==== Input data ====

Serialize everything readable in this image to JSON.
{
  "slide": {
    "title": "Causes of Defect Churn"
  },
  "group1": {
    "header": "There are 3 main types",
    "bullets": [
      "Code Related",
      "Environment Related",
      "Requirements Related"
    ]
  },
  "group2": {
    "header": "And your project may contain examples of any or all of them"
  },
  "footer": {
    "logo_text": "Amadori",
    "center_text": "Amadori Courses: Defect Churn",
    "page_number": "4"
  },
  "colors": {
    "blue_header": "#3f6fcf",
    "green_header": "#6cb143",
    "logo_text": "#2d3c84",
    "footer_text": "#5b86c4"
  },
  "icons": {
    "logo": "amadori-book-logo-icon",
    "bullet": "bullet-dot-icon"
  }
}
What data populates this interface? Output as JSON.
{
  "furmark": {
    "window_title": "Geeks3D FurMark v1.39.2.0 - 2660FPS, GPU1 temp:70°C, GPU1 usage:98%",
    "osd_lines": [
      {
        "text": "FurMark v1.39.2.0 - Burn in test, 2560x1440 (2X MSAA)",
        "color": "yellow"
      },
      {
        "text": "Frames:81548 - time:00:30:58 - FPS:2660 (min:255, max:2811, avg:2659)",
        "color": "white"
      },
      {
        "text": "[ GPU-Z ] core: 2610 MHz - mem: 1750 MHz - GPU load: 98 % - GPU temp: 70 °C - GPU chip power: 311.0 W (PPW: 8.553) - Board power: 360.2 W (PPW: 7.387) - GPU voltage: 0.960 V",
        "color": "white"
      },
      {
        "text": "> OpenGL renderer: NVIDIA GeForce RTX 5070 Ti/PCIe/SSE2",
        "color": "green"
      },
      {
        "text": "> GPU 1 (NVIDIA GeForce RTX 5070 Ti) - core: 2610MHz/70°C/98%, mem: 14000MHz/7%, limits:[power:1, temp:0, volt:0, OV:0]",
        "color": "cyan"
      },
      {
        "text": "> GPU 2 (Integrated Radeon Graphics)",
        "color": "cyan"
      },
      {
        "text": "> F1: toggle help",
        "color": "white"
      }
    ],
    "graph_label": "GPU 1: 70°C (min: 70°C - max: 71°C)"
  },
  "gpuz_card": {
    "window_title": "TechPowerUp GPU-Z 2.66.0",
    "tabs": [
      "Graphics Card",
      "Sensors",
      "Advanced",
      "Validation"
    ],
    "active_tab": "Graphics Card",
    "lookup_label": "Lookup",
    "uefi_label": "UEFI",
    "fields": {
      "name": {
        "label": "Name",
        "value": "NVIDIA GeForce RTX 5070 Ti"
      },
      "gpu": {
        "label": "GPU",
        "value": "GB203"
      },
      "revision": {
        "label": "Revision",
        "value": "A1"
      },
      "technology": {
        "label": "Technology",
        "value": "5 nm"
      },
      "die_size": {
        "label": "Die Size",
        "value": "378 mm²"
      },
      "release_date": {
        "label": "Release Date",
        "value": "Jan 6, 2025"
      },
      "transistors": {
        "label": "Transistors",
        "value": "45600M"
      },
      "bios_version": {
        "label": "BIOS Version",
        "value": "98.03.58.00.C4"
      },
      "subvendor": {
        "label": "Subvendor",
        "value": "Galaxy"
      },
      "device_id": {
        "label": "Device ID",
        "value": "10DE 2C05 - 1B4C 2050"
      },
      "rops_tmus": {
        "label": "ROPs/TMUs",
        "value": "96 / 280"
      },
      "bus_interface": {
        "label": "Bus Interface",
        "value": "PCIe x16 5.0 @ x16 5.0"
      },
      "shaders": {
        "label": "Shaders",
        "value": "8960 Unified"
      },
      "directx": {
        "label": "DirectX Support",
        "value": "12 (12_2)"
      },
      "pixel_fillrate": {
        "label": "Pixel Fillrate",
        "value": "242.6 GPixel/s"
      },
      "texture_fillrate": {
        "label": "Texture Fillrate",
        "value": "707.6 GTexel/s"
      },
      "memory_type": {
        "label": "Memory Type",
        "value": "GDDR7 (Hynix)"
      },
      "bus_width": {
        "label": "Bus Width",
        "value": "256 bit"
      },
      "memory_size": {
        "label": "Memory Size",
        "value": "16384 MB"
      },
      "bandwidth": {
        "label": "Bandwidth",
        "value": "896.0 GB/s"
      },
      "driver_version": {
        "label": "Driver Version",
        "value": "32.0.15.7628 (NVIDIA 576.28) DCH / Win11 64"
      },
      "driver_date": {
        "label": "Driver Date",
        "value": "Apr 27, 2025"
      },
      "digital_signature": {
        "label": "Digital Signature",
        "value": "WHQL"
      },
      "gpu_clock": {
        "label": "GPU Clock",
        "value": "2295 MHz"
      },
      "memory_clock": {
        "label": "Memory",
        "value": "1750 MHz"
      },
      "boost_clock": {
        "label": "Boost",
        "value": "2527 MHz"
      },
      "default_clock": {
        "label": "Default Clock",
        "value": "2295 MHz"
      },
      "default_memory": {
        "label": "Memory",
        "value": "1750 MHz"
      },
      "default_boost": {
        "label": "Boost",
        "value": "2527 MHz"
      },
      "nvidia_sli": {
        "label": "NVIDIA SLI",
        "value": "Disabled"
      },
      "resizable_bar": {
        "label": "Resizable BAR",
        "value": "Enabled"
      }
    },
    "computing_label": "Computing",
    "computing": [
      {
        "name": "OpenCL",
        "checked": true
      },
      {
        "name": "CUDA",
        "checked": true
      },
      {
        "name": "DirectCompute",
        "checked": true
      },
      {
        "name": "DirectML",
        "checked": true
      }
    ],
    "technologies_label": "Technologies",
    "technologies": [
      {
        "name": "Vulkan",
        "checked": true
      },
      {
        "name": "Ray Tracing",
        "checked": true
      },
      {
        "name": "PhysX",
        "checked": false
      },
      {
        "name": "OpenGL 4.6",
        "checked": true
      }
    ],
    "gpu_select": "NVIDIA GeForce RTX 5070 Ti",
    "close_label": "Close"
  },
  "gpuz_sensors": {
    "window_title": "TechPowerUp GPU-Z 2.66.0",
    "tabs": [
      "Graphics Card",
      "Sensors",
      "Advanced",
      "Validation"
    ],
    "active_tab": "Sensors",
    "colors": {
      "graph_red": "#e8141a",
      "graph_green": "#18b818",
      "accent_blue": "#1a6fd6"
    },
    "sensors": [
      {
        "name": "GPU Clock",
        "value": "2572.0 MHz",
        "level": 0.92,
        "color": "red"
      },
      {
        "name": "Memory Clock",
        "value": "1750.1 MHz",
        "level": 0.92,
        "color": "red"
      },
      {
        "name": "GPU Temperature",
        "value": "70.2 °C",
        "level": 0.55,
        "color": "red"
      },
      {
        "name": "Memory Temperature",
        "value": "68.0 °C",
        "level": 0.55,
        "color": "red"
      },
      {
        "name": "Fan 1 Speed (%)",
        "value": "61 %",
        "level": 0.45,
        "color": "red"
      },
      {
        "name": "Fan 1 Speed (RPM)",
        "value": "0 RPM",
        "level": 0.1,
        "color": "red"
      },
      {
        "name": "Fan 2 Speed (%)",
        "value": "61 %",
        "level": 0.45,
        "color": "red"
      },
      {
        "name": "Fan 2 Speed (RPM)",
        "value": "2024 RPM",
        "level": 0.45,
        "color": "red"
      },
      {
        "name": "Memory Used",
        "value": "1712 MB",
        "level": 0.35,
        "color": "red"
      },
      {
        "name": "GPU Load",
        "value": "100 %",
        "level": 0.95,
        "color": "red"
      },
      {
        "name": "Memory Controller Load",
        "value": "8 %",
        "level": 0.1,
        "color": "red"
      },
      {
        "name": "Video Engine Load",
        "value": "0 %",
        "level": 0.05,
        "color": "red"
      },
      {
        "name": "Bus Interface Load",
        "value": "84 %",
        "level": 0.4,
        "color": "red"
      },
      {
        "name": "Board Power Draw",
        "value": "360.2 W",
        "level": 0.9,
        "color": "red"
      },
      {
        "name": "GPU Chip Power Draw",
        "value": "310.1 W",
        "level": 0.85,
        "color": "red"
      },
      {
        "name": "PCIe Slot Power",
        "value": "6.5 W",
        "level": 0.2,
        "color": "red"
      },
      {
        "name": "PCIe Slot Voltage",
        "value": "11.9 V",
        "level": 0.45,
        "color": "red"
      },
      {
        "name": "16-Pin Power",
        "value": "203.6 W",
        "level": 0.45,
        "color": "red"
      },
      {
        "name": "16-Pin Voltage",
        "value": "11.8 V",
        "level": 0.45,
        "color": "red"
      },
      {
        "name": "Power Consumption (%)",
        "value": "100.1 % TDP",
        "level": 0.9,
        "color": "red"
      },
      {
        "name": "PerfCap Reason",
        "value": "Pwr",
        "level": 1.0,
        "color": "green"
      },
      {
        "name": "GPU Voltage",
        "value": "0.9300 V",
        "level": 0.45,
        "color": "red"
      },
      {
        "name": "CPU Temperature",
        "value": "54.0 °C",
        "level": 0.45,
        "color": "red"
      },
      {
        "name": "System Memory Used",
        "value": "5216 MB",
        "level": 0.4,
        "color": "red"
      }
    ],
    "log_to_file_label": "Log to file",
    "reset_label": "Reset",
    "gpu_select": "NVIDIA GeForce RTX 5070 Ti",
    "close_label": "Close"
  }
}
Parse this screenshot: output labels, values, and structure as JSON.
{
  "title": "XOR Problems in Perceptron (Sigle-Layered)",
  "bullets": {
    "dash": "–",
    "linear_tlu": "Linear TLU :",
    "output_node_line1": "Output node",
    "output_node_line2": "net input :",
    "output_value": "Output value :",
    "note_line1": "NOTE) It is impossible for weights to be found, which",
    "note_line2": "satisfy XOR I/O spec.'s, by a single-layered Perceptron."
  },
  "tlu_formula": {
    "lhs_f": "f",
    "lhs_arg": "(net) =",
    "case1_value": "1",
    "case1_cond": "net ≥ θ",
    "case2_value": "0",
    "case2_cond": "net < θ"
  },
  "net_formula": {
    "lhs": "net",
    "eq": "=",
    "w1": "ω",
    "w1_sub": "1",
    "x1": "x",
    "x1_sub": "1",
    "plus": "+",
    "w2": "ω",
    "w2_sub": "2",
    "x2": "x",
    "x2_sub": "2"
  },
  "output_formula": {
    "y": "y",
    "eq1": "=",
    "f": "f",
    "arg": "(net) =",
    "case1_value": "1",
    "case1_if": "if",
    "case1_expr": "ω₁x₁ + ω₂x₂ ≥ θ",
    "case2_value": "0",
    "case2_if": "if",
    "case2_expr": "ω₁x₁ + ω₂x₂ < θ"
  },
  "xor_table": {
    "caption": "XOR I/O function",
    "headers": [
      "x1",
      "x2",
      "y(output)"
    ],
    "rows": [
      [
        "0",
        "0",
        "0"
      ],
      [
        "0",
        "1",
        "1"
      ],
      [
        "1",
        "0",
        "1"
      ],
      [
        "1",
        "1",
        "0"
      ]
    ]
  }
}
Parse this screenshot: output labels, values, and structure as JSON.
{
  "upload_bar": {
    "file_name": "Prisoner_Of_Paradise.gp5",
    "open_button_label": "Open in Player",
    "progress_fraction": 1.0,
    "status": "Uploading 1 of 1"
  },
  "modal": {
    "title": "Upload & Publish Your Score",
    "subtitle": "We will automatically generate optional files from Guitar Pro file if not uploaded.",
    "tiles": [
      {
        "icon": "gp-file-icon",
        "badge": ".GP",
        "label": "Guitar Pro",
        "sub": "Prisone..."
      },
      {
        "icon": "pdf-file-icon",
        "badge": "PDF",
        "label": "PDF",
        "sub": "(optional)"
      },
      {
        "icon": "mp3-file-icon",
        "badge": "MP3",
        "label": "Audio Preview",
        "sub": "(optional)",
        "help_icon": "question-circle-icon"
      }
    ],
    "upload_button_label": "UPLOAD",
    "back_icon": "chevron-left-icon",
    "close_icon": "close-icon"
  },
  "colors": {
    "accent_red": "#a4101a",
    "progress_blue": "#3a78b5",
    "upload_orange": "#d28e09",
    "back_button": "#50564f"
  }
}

====

What is expected:
Each line above that holds the string "OpenGL" should be copied and shown.

Full solution:
        "text": "> OpenGL renderer: NVIDIA GeForce RTX 5070 Ti/PCIe/SSE2",
        "name": "OpenGL 4.6",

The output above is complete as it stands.